Write out the data below exactly as given, without any of its pictures.

──────── Records supplied

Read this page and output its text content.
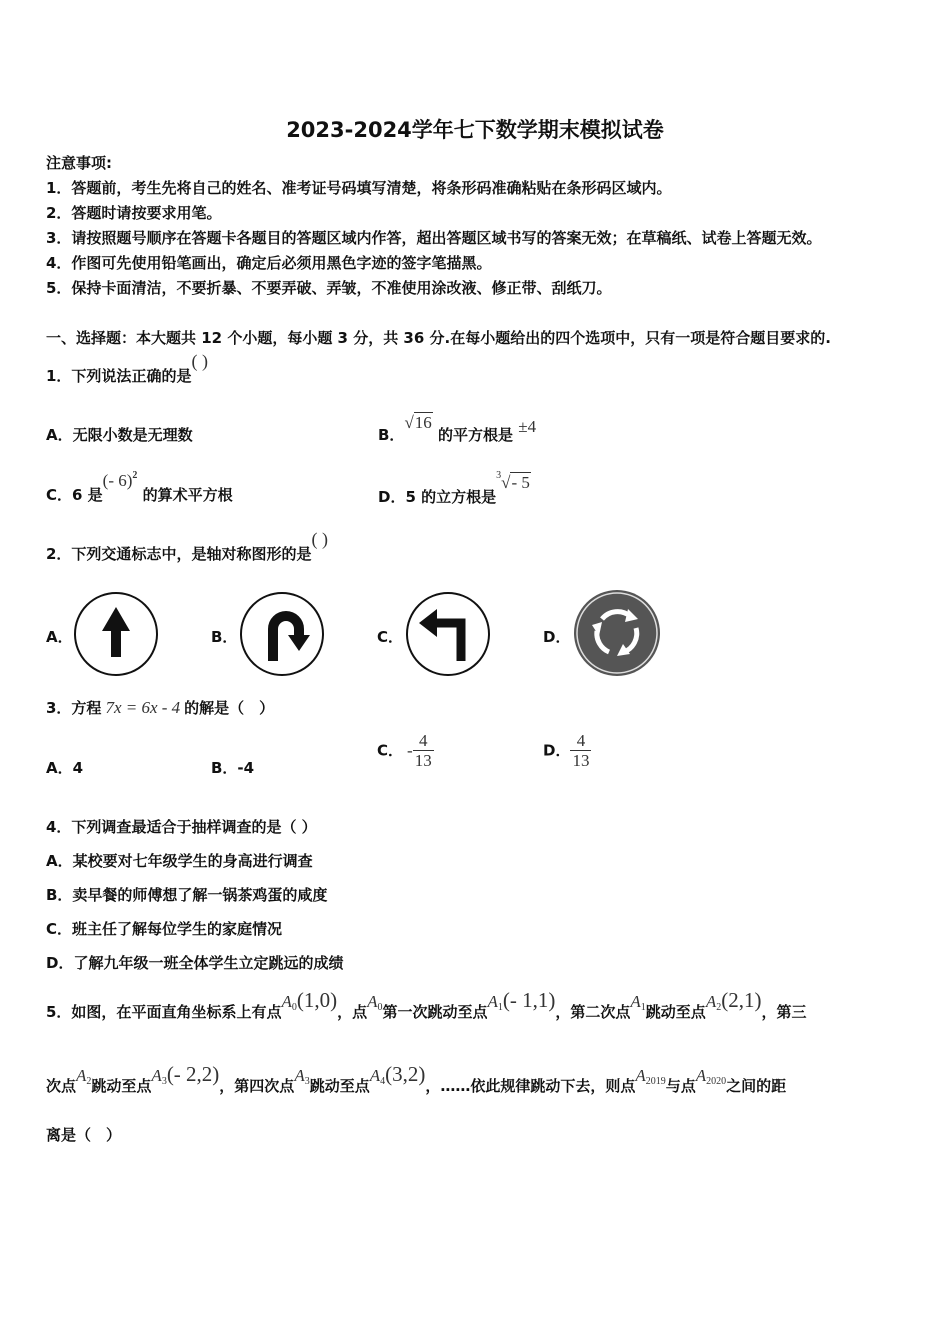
2023-2024学年七下数学期末模拟试卷
注意事项:
1．答题前，考生先将自己的姓名、准考证号码填写清楚，将条形码准确粘贴在条形码区域内。
2．答题时请按要求用笔。
3．请按照题号顺序在答题卡各题目的答题区域内作答，超出答题区域书写的答案无效；在草稿纸、试卷上答题无效。
4．作图可先使用铅笔画出，确定后必须用黑色字迹的签字笔描黑。
5．保持卡面清洁，不要折暴、不要弄破、弄皱，不准使用涂改液、修正带、刮纸刀。
一、选择题：本大题共 12 个小题，每小题 3 分，共 36 分.在每小题给出的四个选项中，只有一项是符合题目要求的.
1．下列说法正确的是( )
A．无限小数是无理数	B．√16 的平方根是 ±4
C．6 是(- 6)$^2$ 的算术平方根	D．5 的立方根是$^3$√- 5
2．下列交通标志中，是轴对称图形的是( )
A．	B．	C．	D．
3．方程 7x = 6x - 4 的解是（　）
A．4	B．-4
C． - $\frac{4}{13}$	D． $\frac{4}{13}$
4．下列调查最适合于抽样调查的是（ ）
A．某校要对七年级学生的身高进行调查
B．卖早餐的师傅想了解一锅茶鸡蛋的咸度
C．班主任了解每位学生的家庭情况
D．了解九年级一班全体学生立定跳远的成绩
5．如图，在平面直角坐标系上有点$A_0(1,0)$，点$A_0$第一次跳动至点$A_1(-$ 1,1)，第二次点$A_1$跳动至点$A_2(2,1)$，第三
次点$A_2$跳动至点$A_3(-$ 2,2)，第四次点$A_3$跳动至点$A_4(3,2)$，……依此规律跳动下去，则点$A_{2019}$与点$A_{2020}$之间的距
离是（　）
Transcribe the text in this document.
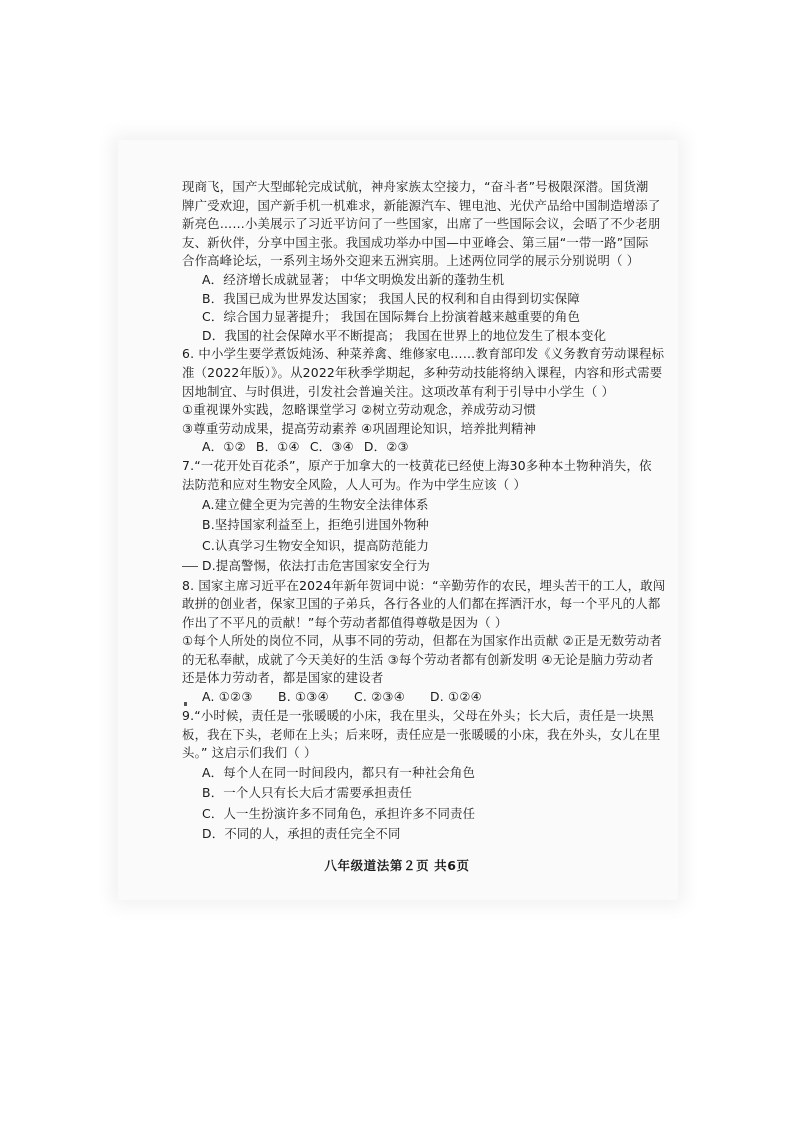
现商飞，国产大型邮轮完成试航，神舟家族太空接力，“奋斗者”号极限深潜。国货潮
牌广受欢迎，国产新手机一机难求，新能源汽车、锂电池、光伏产品给中国制造增添了
新亮色……小美展示了习近平访问了一些国家，出席了一些国际会议，会晤了不少老朋
友、新伙伴，分享中国主张。我国成功举办中国—中亚峰会、第三届“一带一路”国际
合作高峰论坛，一系列主场外交迎来五洲宾朋。上述两位同学的展示分别说明（ ）
A．经济增长成就显著； 中华文明焕发出新的蓬勃生机
B．我国已成为世界发达国家； 我国人民的权利和自由得到切实保障
C．综合国力显著提升； 我国在国际舞台上扮演着越来越重要的角色
D．我国的社会保障水平不断提高； 我国在世界上的地位发生了根本变化
6. 中小学生要学煮饭炖汤、种菜养禽、维修家电……教育部印发《义务教育劳动课程标
准（2022年版）》。从2022年秋季学期起，多种劳动技能将纳入课程，内容和形式需要
因地制宜、与时俱进，引发社会普遍关注。这项改革有利于引导中小学生（ ）
①重视课外实践，忽略课堂学习 ②树立劳动观念，养成劳动习惯
③尊重劳动成果，提高劳动素养 ④巩固理论知识，培养批判精神
A．①② B．①④ C．③④ D．②③
7.“一花开处百花杀”，原产于加拿大的一枝黄花已经使上海30多种本土物种消失，依
法防范和应对生物安全风险，人人可为。作为中学生应该（ ）
A.建立健全更为完善的生物安全法律体系
B.坚持国家利益至上，拒绝引进国外物种
C.认真学习生物安全知识，提高防范能力
D.提高警惕，依法打击危害国家安全行为
8. 国家主席习近平在2024年新年贺词中说：“辛勤劳作的农民，埋头苦干的工人，敢闯
敢拼的创业者，保家卫国的子弟兵，各行各业的人们都在挥洒汗水，每一个平凡的人都
作出了不平凡的贡献！”每个劳动者都值得尊敬是因为（ ）
①每个人所处的岗位不同，从事不同的劳动，但都在为国家作出贡献 ②正是无数劳动者
的无私奉献，成就了今天美好的生活 ③每个劳动者都有创新发明 ④无论是脑力劳动者
还是体力劳动者，都是国家的建设者
A. ①②③ B. ①③④ C. ②③④ D. ①②④
9.“小时候，责任是一张暖暖的小床，我在里头，父母在外头；长大后，责任是一块黑
板，我在下头，老师在上头；后来呀，责任应是一张暖暖的小床，我在外头，女儿在里
头。” 这启示们我们（ ）
A．每个人在同一时间段内，都只有一种社会角色
B．一个人只有长大后才需要承担责任
C．人一生扮演许多不同角色，承担许多不同责任
D．不同的人，承担的责任完全不同
八年级道法第２页 共6页
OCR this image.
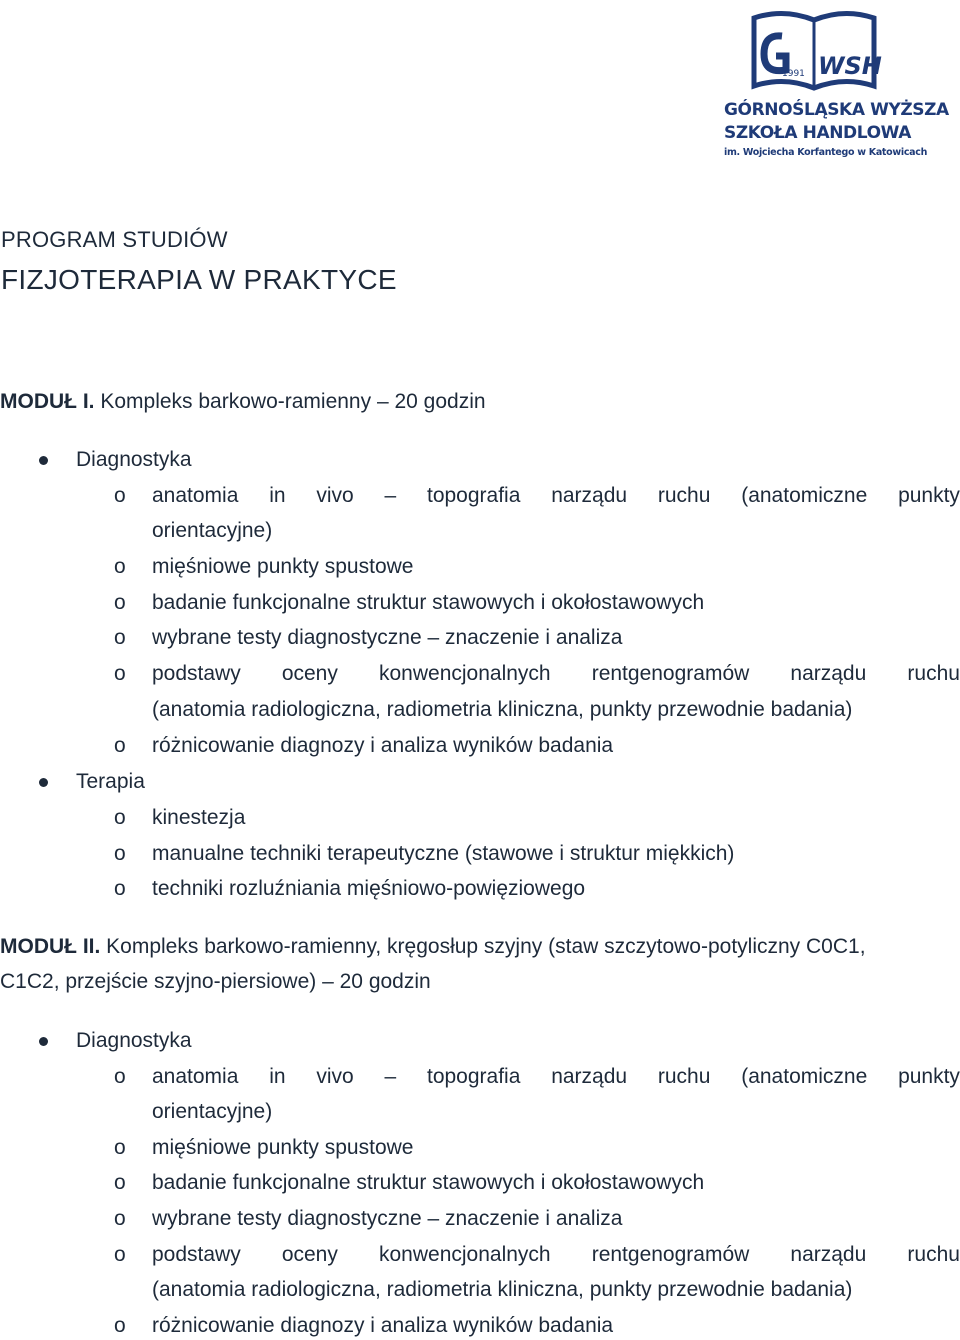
1991 WSH
GÓRNOŚLĄSKA WYŻSZA
SZKOŁA HANDLOWA
im. Wojciecha Korfantego w Katowicach
PROGRAM STUDIÓW
FIZJOTERAPIA W PRAKTYCE
MODUŁ I. Kompleks barkowo-ramienny – 20 godzin
Diagnostyka
o anatomia in vivo – topografia narządu ruchu (anatomiczne punkty
orientacyjne)
o mięśniowe punkty spustowe
o badanie funkcjonalne struktur stawowych i okołostawowych
o wybrane testy diagnostyczne – znaczenie i analiza
o podstawy oceny konwencjonalnych rentgenogramów narządu ruchu
(anatomia radiologiczna, radiometria kliniczna, punkty przewodnie badania)
o różnicowanie diagnozy i analiza wyników badania
Terapia
o kinestezja
o manualne techniki terapeutyczne (stawowe i struktur miękkich)
o techniki rozluźniania mięśniowo-powięziowego
MODUŁ II. Kompleks barkowo-ramienny, kręgosłup szyjny (staw szczytowo-potyliczny C0C1,
C1C2, przejście szyjno-piersiowe) – 20 godzin
Diagnostyka
o anatomia in vivo – topografia narządu ruchu (anatomiczne punkty
orientacyjne)
o mięśniowe punkty spustowe
o badanie funkcjonalne struktur stawowych i okołostawowych
o wybrane testy diagnostyczne – znaczenie i analiza
o podstawy oceny konwencjonalnych rentgenogramów narządu ruchu
(anatomia radiologiczna, radiometria kliniczna, punkty przewodnie badania)
o różnicowanie diagnozy i analiza wyników badania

────────────────

→ Response:
Read this page and output its text content.
2023-2024学年七下数学期末模拟试卷
注意事项:
1．答题前，考生先将自己的姓名、准考证号码填写清楚，将条形码准确粘贴在条形码区域内。
2．答题时请按要求用笔。
3．请按照题号顺序在答题卡各题目的答题区域内作答，超出答题区域书写的答案无效；在草稿纸、试卷上答题无效。
4．作图可先使用铅笔画出，确定后必须用黑色字迹的签字笔描黑。
5．保持卡面清洁，不要折暴、不要弄破、弄皱，不准使用涂改液、修正带、刮纸刀。
一、选择题：本大题共 12 个小题，每小题 3 分，共 36 分.在每小题给出的四个选项中，只有一项是符合题目要求的.
1．下列说法正确的是( )
A．无限小数是无理数	B．√16 的平方根是 ±4
C．6 是(- 6)$^2$ 的算术平方根	D．5 的立方根是$^3$√- 5
2．下列交通标志中，是轴对称图形的是( )
A．	B．	C．	D．
3．方程 7x = 6x - 4 的解是（　）
A．4	B．-4
C． - $\frac{4}{13}$	D． $\frac{4}{13}$
4．下列调查最适合于抽样调查的是（ ）
A．某校要对七年级学生的身高进行调查
B．卖早餐的师傅想了解一锅茶鸡蛋的咸度
C．班主任了解每位学生的家庭情况
D．了解九年级一班全体学生立定跳远的成绩
5．如图，在平面直角坐标系上有点$A_0(1,0)$，点$A_0$第一次跳动至点$A_1(-$ 1,1)，第二次点$A_1$跳动至点$A_2(2,1)$，第三
次点$A_2$跳动至点$A_3(-$ 2,2)，第四次点$A_3$跳动至点$A_4(3,2)$，……依此规律跳动下去，则点$A_{2019}$与点$A_{2020}$之间的距
离是（　）
Transcribe the text in this document.
现商飞，国产大型邮轮完成试航，神舟家族太空接力，“奋斗者”号极限深潜。国货潮
牌广受欢迎，国产新手机一机难求，新能源汽车、锂电池、光伏产品给中国制造增添了
新亮色……小美展示了习近平访问了一些国家，出席了一些国际会议，会晤了不少老朋
友、新伙伴，分享中国主张。我国成功举办中国—中亚峰会、第三届“一带一路”国际
合作高峰论坛，一系列主场外交迎来五洲宾朋。上述两位同学的展示分别说明（ ）
A．经济增长成就显著； 中华文明焕发出新的蓬勃生机
B．我国已成为世界发达国家； 我国人民的权利和自由得到切实保障
C．综合国力显著提升； 我国在国际舞台上扮演着越来越重要的角色
D．我国的社会保障水平不断提高； 我国在世界上的地位发生了根本变化
6. 中小学生要学煮饭炖汤、种菜养禽、维修家电……教育部印发《义务教育劳动课程标
准（2022年版）》。从2022年秋季学期起，多种劳动技能将纳入课程，内容和形式需要
因地制宜、与时俱进，引发社会普遍关注。这项改革有利于引导中小学生（ ）
①重视课外实践，忽略课堂学习 ②树立劳动观念，养成劳动习惯
③尊重劳动成果，提高劳动素养 ④巩固理论知识，培养批判精神
A．①② B．①④ C．③④ D．②③
7.“一花开处百花杀”，原产于加拿大的一枝黄花已经使上海30多种本土物种消失，依
法防范和应对生物安全风险，人人可为。作为中学生应该（ ）
A.建立健全更为完善的生物安全法律体系
B.坚持国家利益至上，拒绝引进国外物种
C.认真学习生物安全知识，提高防范能力
D.提高警惕，依法打击危害国家安全行为
8. 国家主席习近平在2024年新年贺词中说：“辛勤劳作的农民，埋头苦干的工人，敢闯
敢拼的创业者，保家卫国的子弟兵，各行各业的人们都在挥洒汗水，每一个平凡的人都
作出了不平凡的贡献！”每个劳动者都值得尊敬是因为（ ）
①每个人所处的岗位不同，从事不同的劳动，但都在为国家作出贡献 ②正是无数劳动者
的无私奉献，成就了今天美好的生活 ③每个劳动者都有创新发明 ④无论是脑力劳动者
还是体力劳动者，都是国家的建设者
A. ①②③ B. ①③④ C. ②③④ D. ①②④
9.“小时候，责任是一张暖暖的小床，我在里头，父母在外头；长大后，责任是一块黑
板，我在下头，老师在上头；后来呀，责任应是一张暖暖的小床，我在外头，女儿在里
头。” 这启示们我们（ ）
A．每个人在同一时间段内，都只有一种社会角色
B．一个人只有长大后才需要承担责任
C．人一生扮演许多不同角色，承担许多不同责任
D．不同的人，承担的责任完全不同
八年级道法第２页 共6页
OCR this image.
1991 WSH
GÓRNOŚLĄSKA WYŻSZA
SZKOŁA HANDLOWA
im. Wojciecha Korfantego w Katowicach
PROGRAM STUDIÓW
FIZJOTERAPIA W PRAKTYCE
MODUŁ I. Kompleks barkowo-ramienny – 20 godzin
Diagnostyka
o anatomia in vivo – topografia narządu ruchu (anatomiczne punkty
orientacyjne)
o mięśniowe punkty spustowe
o badanie funkcjonalne struktur stawowych i okołostawowych
o wybrane testy diagnostyczne – znaczenie i analiza
o podstawy oceny konwencjonalnych rentgenogramów narządu ruchu
(anatomia radiologiczna, radiometria kliniczna, punkty przewodnie badania)
o różnicowanie diagnozy i analiza wyników badania
Terapia
o kinestezja
o manualne techniki terapeutyczne (stawowe i struktur miękkich)
o techniki rozluźniania mięśniowo-powięziowego
MODUŁ II. Kompleks barkowo-ramienny, kręgosłup szyjny (staw szczytowo-potyliczny C0C1,
C1C2, przejście szyjno-piersiowe) – 20 godzin
Diagnostyka
o anatomia in vivo – topografia narządu ruchu (anatomiczne punkty
orientacyjne)
o mięśniowe punkty spustowe
o badanie funkcjonalne struktur stawowych i okołostawowych
o wybrane testy diagnostyczne – znaczenie i analiza
o podstawy oceny konwencjonalnych rentgenogramów narządu ruchu
(anatomia radiologiczna, radiometria kliniczna, punkty przewodnie badania)
o różnicowanie diagnozy i analiza wyników badania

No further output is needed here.